TASK INSTRUCTIONS: Read through the data and report every line in which the word "this" occurs.

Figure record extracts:
[BEGIN]

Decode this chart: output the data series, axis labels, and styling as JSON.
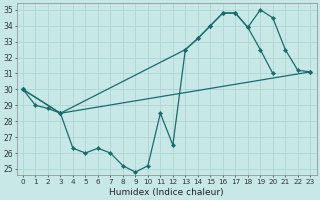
{
  "xlabel": "Humidex (Indice chaleur)",
  "bg_color": "#c8e8e8",
  "line_color": "#1a6b6b",
  "grid_color": "#b0d8d8",
  "line1_x": [
    0,
    1,
    2,
    3,
    4,
    5,
    6,
    7,
    8,
    9,
    10,
    11,
    12,
    13,
    14,
    15,
    16,
    17,
    18,
    19,
    20
  ],
  "line1_y": [
    30.0,
    29.0,
    28.8,
    28.5,
    26.3,
    26.0,
    26.3,
    26.0,
    25.2,
    24.8,
    25.2,
    28.5,
    26.5,
    32.5,
    33.2,
    34.0,
    34.8,
    34.8,
    33.9,
    32.5,
    31.0
  ],
  "line2_x": [
    0,
    3,
    13,
    14,
    15,
    16,
    17,
    18,
    19,
    20,
    21,
    22,
    23
  ],
  "line2_y": [
    30.0,
    28.5,
    32.5,
    33.2,
    34.0,
    34.8,
    34.8,
    33.9,
    35.0,
    34.5,
    32.5,
    31.2,
    31.1
  ],
  "line3_x": [
    0,
    3,
    23
  ],
  "line3_y": [
    30.0,
    28.5,
    31.1
  ],
  "ylim_min": 24.6,
  "ylim_max": 35.4,
  "xlim_min": -0.5,
  "xlim_max": 23.5,
  "yticks": [
    25,
    26,
    27,
    28,
    29,
    30,
    31,
    32,
    33,
    34,
    35
  ],
  "xticks": [
    0,
    1,
    2,
    3,
    4,
    5,
    6,
    7,
    8,
    9,
    10,
    11,
    12,
    13,
    14,
    15,
    16,
    17,
    18,
    19,
    20,
    21,
    22,
    23
  ]
}
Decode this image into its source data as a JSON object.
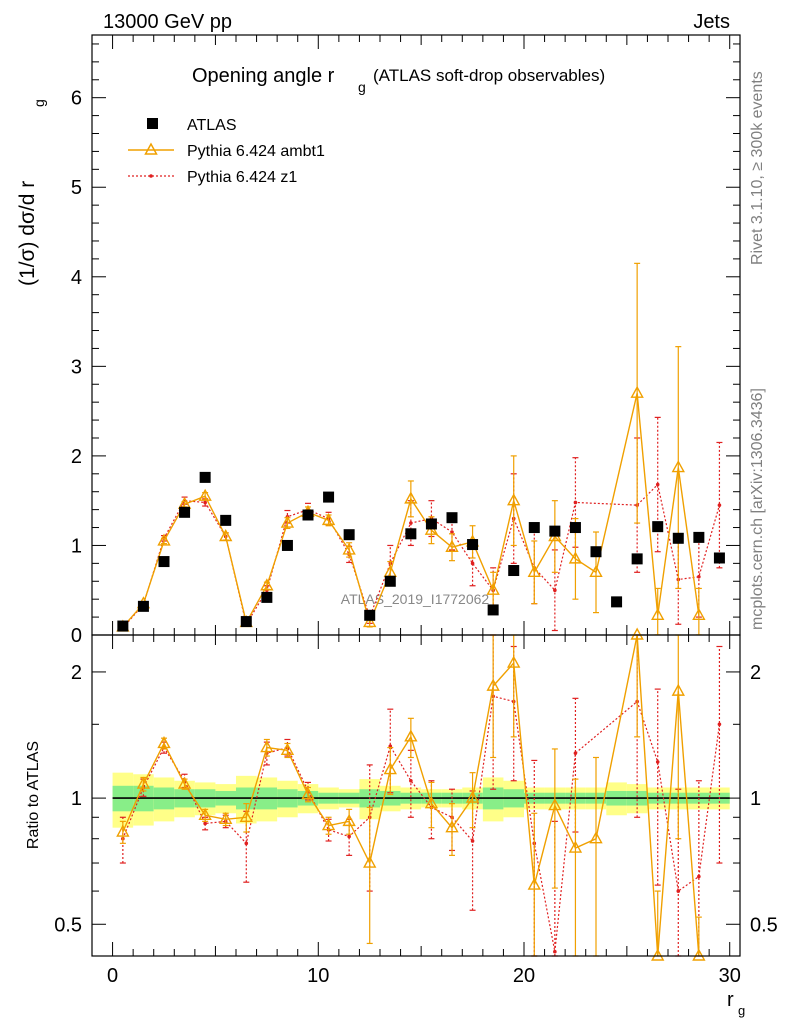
{
  "header": {
    "energy_label": "13000 GeV pp",
    "process_label": "Jets"
  },
  "side_labels": {
    "rivet": "Rivet 3.1.10, ≥ 300k events",
    "mcplots": "mcplots.cern.ch [arXiv:1306.3436]"
  },
  "analysis_id": "ATLAS_2019_I1772062",
  "colors": {
    "atlas": "#000000",
    "ambt1": "#f0a000",
    "z1": "#e02020",
    "band_outer": "#ffff88",
    "band_inner": "#88ee88"
  },
  "chart_data": [
    {
      "type": "scatter",
      "panel": "main",
      "title_main": "Opening angle r",
      "title_sub": "g",
      "title_rest": "(ATLAS soft-drop observables)",
      "ylabel": "(1/σ) dσ/d r",
      "ylabel_sub": "g",
      "xlim": [
        -1,
        30.5
      ],
      "ylim": [
        0,
        6.7
      ],
      "yticks": [
        0,
        1,
        2,
        3,
        4,
        5,
        6
      ],
      "ytick_labels": [
        "0",
        "1",
        "2",
        "3",
        "4",
        "5",
        "6"
      ],
      "legend": [
        "ATLAS",
        "Pythia 6.424 ambt1",
        "Pythia 6.424 z1"
      ],
      "series": [
        {
          "name": "ATLAS",
          "x": [
            0.5,
            1.5,
            2.5,
            3.5,
            4.5,
            5.5,
            6.5,
            7.5,
            8.5,
            9.5,
            10.5,
            11.5,
            12.5,
            13.5,
            14.5,
            15.5,
            16.5,
            17.5,
            18.5,
            19.5,
            20.5,
            21.5,
            22.5,
            23.5,
            24.5,
            25.5,
            26.5,
            27.5,
            28.5,
            29.5
          ],
          "y": [
            0.1,
            0.32,
            0.82,
            1.37,
            1.76,
            1.28,
            0.15,
            0.42,
            1.0,
            1.34,
            1.54,
            1.12,
            0.22,
            0.6,
            1.13,
            1.24,
            1.31,
            1.01,
            0.28,
            0.72,
            1.2,
            1.16,
            1.2,
            0.93,
            0.37,
            0.85,
            1.21,
            1.08,
            1.09,
            0.86
          ]
        },
        {
          "name": "Pythia 6.424 ambt1",
          "x": [
            0.5,
            1.5,
            2.5,
            3.5,
            4.5,
            5.5,
            6.5,
            7.5,
            8.5,
            9.5,
            10.5,
            11.5,
            12.5,
            13.5,
            14.5,
            15.5,
            16.5,
            17.5,
            18.5,
            19.5,
            20.5,
            21.5,
            22.5,
            23.5,
            25.5,
            26.5,
            27.5,
            28.5
          ],
          "y": [
            0.09,
            0.35,
            1.05,
            1.46,
            1.55,
            1.1,
            0.14,
            0.55,
            1.25,
            1.37,
            1.28,
            0.95,
            0.14,
            0.7,
            1.52,
            1.17,
            0.98,
            1.04,
            0.5,
            1.5,
            0.7,
            1.1,
            0.85,
            0.7,
            2.7,
            0.22,
            1.87,
            0.22
          ],
          "err": [
            0.02,
            0.02,
            0.03,
            0.03,
            0.04,
            0.04,
            0.02,
            0.04,
            0.06,
            0.06,
            0.06,
            0.08,
            0.05,
            0.12,
            0.2,
            0.15,
            0.15,
            0.18,
            0.2,
            0.5,
            0.35,
            0.4,
            0.45,
            0.45,
            1.45,
            0.3,
            1.35,
            0.3
          ]
        },
        {
          "name": "Pythia 6.424 z1",
          "x": [
            0.5,
            1.5,
            2.5,
            3.5,
            4.5,
            5.5,
            6.5,
            7.5,
            8.5,
            9.5,
            10.5,
            11.5,
            12.5,
            13.5,
            14.5,
            15.5,
            16.5,
            17.5,
            18.5,
            19.5,
            20.5,
            21.5,
            22.5,
            25.5,
            26.5,
            27.5,
            28.5,
            29.5
          ],
          "y": [
            0.08,
            0.34,
            1.08,
            1.5,
            1.48,
            1.1,
            0.12,
            0.5,
            1.32,
            1.4,
            1.3,
            0.9,
            0.2,
            0.8,
            1.25,
            1.3,
            1.15,
            0.8,
            0.5,
            1.3,
            0.75,
            0.5,
            1.48,
            1.45,
            1.68,
            0.62,
            0.65,
            1.45
          ],
          "err": [
            0.02,
            0.02,
            0.03,
            0.04,
            0.04,
            0.04,
            0.02,
            0.05,
            0.07,
            0.07,
            0.07,
            0.09,
            0.07,
            0.2,
            0.25,
            0.2,
            0.2,
            0.25,
            0.25,
            0.5,
            0.4,
            0.45,
            0.5,
            0.75,
            0.75,
            0.5,
            0.45,
            0.7
          ]
        }
      ]
    },
    {
      "type": "scatter",
      "panel": "ratio",
      "ylabel": "Ratio to ATLAS",
      "xlabel": "r",
      "xlabel_sub": "g",
      "xlim": [
        -1,
        30.5
      ],
      "ylim_log": [
        0.42,
        2.45
      ],
      "yticks": [
        0.5,
        1,
        2
      ],
      "ytick_labels": [
        "0.5",
        "1",
        "2"
      ],
      "xticks": [
        0,
        10,
        20,
        30
      ],
      "xtick_labels": [
        "0",
        "10",
        "20",
        "30"
      ],
      "band_outer_halfwidth": [
        0.15,
        0.14,
        0.12,
        0.1,
        0.09,
        0.08,
        0.13,
        0.12,
        0.1,
        0.08,
        0.06,
        0.05,
        0.11,
        0.07,
        0.06,
        0.05,
        0.05,
        0.06,
        0.12,
        0.1,
        0.06,
        0.06,
        0.06,
        0.06,
        0.09,
        0.08,
        0.06,
        0.06,
        0.06,
        0.06
      ],
      "band_inner_halfwidth": [
        0.07,
        0.07,
        0.06,
        0.05,
        0.05,
        0.04,
        0.06,
        0.06,
        0.05,
        0.04,
        0.03,
        0.03,
        0.05,
        0.04,
        0.03,
        0.03,
        0.03,
        0.03,
        0.06,
        0.05,
        0.03,
        0.03,
        0.03,
        0.03,
        0.04,
        0.04,
        0.03,
        0.03,
        0.03,
        0.03
      ],
      "series": [
        {
          "name": "Pythia 6.424 ambt1",
          "x": [
            0.5,
            1.5,
            2.5,
            3.5,
            4.5,
            5.5,
            6.5,
            7.5,
            8.5,
            9.5,
            10.5,
            11.5,
            12.5,
            13.5,
            14.5,
            15.5,
            16.5,
            17.5,
            18.5,
            19.5,
            20.5,
            21.5,
            22.5,
            23.5,
            25.5,
            26.5,
            27.5,
            28.5
          ],
          "y": [
            0.83,
            1.08,
            1.35,
            1.08,
            0.91,
            0.89,
            0.9,
            1.32,
            1.3,
            1.02,
            0.86,
            0.88,
            0.7,
            1.17,
            1.4,
            0.97,
            0.85,
            1.0,
            1.85,
            2.1,
            0.62,
            0.96,
            0.76,
            0.8,
            2.6,
            0.3,
            1.8,
            0.22
          ],
          "err": [
            0.05,
            0.04,
            0.04,
            0.03,
            0.03,
            0.03,
            0.07,
            0.06,
            0.05,
            0.04,
            0.04,
            0.06,
            0.25,
            0.15,
            0.15,
            0.12,
            0.12,
            0.15,
            0.6,
            0.7,
            0.3,
            0.35,
            0.35,
            0.45,
            1.2,
            0.3,
            1.0,
            0.3
          ]
        },
        {
          "name": "Pythia 6.424 z1",
          "x": [
            0.5,
            1.5,
            2.5,
            3.5,
            4.5,
            5.5,
            6.5,
            7.5,
            8.5,
            9.5,
            10.5,
            11.5,
            12.5,
            13.5,
            14.5,
            15.5,
            16.5,
            17.5,
            18.5,
            19.5,
            20.5,
            21.5,
            22.5,
            25.5,
            26.5,
            27.5,
            28.5,
            29.5
          ],
          "y": [
            0.8,
            1.06,
            1.32,
            1.1,
            0.87,
            0.88,
            0.78,
            1.28,
            1.32,
            1.04,
            0.84,
            0.81,
            0.9,
            1.33,
            1.1,
            0.95,
            0.9,
            0.79,
            1.75,
            1.7,
            0.78,
            0.43,
            1.28,
            1.7,
            1.22,
            0.6,
            0.65,
            1.5
          ],
          "err": [
            0.1,
            0.05,
            0.04,
            0.04,
            0.03,
            0.03,
            0.15,
            0.08,
            0.06,
            0.05,
            0.05,
            0.08,
            0.3,
            0.3,
            0.2,
            0.15,
            0.15,
            0.25,
            0.7,
            0.6,
            0.45,
            0.45,
            0.45,
            0.8,
            0.6,
            0.45,
            0.45,
            0.8
          ]
        }
      ]
    }
  ]
}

[END]

RESULT OF THE EXERCISE:
Decode this chart: output the data series, axis labels, and styling as JSON.
Decode this image into its source data as a JSON object.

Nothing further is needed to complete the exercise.